Records about charts and figures:

————

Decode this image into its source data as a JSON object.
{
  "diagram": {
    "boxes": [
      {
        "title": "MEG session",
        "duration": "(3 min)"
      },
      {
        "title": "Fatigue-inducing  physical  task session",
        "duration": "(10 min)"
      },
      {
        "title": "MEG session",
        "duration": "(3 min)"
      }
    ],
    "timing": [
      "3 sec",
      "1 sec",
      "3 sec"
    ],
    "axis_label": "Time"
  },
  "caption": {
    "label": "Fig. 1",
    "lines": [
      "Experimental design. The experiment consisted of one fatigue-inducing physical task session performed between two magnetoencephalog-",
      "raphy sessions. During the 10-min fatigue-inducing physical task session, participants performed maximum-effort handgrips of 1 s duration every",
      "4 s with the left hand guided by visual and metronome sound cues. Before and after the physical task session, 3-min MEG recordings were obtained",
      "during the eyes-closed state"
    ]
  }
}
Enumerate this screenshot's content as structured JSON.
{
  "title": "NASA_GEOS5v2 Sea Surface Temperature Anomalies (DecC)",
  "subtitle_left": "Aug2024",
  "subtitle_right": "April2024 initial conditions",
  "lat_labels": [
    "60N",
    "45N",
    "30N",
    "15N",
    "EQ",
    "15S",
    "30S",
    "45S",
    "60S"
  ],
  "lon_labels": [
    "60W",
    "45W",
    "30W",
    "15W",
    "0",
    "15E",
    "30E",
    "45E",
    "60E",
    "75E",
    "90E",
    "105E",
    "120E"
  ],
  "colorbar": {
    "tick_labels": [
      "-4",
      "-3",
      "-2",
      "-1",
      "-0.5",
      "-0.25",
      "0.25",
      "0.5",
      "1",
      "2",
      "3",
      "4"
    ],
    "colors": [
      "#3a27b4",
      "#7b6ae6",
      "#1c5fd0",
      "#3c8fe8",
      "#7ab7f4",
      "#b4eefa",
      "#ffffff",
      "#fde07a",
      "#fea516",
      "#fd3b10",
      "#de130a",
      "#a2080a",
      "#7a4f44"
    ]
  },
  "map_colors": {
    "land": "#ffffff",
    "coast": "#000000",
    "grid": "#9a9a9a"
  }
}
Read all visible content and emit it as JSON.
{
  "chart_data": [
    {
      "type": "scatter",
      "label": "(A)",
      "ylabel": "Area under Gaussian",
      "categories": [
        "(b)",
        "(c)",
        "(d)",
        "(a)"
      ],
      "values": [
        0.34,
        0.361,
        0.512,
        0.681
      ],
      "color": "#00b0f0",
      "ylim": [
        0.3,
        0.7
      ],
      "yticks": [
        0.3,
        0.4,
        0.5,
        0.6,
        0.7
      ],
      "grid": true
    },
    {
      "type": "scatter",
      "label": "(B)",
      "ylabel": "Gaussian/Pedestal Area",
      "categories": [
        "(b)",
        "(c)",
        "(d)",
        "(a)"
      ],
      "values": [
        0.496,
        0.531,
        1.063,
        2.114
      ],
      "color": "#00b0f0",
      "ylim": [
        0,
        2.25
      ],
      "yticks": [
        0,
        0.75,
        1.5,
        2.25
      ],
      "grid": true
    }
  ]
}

————

- [WORK REQUIRED]: From the preceding material, extract every line exactly.

- [RESULT OF THIS EXERCISE]:
Decode this image into its source data as a JSON object.
{
  "diagram": {
    "boxes": [
      {
        "title": "MEG session",
        "duration": "(3 min)"
      },
      {
        "title": "Fatigue-inducing  physical  task session",
        "duration": "(10 min)"
      },
      {
        "title": "MEG session",
        "duration": "(3 min)"
      }
    ],
    "timing": [
      "3 sec",
      "1 sec",
      "3 sec"
    ],
    "axis_label": "Time"
  },
  "caption": {
    "label": "Fig. 1",
    "lines": [
      "Experimental design. The experiment consisted of one fatigue-inducing physical task session performed between two magnetoencephalog-",
      "raphy sessions. During the 10-min fatigue-inducing physical task session, participants performed maximum-effort handgrips of 1 s duration every",
      "4 s with the left hand guided by visual and metronome sound cues. Before and after the physical task session, 3-min MEG recordings were obtained",
      "during the eyes-closed state"
    ]
  }
}
Enumerate this screenshot's content as structured JSON.
{
  "title": "NASA_GEOS5v2 Sea Surface Temperature Anomalies (DecC)",
  "subtitle_left": "Aug2024",
  "subtitle_right": "April2024 initial conditions",
  "lat_labels": [
    "60N",
    "45N",
    "30N",
    "15N",
    "EQ",
    "15S",
    "30S",
    "45S",
    "60S"
  ],
  "lon_labels": [
    "60W",
    "45W",
    "30W",
    "15W",
    "0",
    "15E",
    "30E",
    "45E",
    "60E",
    "75E",
    "90E",
    "105E",
    "120E"
  ],
  "colorbar": {
    "tick_labels": [
      "-4",
      "-3",
      "-2",
      "-1",
      "-0.5",
      "-0.25",
      "0.25",
      "0.5",
      "1",
      "2",
      "3",
      "4"
    ],
    "colors": [
      "#3a27b4",
      "#7b6ae6",
      "#1c5fd0",
      "#3c8fe8",
      "#7ab7f4",
      "#b4eefa",
      "#ffffff",
      "#fde07a",
      "#fea516",
      "#fd3b10",
      "#de130a",
      "#a2080a",
      "#7a4f44"
    ]
  },
  "map_colors": {
    "land": "#ffffff",
    "coast": "#000000",
    "grid": "#9a9a9a"
  }
}
Read all visible content and emit it as JSON.
{
  "chart_data": [
    {
      "type": "scatter",
      "label": "(A)",
      "ylabel": "Area under Gaussian",
      "categories": [
        "(b)",
        "(c)",
        "(d)",
        "(a)"
      ],
      "values": [
        0.34,
        0.361,
        0.512,
        0.681
      ],
      "color": "#00b0f0",
      "ylim": [
        0.3,
        0.7
      ],
      "yticks": [
        0.3,
        0.4,
        0.5,
        0.6,
        0.7
      ],
      "grid": true
    },
    {
      "type": "scatter",
      "label": "(B)",
      "ylabel": "Gaussian/Pedestal Area",
      "categories": [
        "(b)",
        "(c)",
        "(d)",
        "(a)"
      ],
      "values": [
        0.496,
        0.531,
        1.063,
        2.114
      ],
      "color": "#00b0f0",
      "ylim": [
        0,
        2.25
      ],
      "yticks": [
        0,
        0.75,
        1.5,
        2.25
      ],
      "grid": true
    }
  ]
}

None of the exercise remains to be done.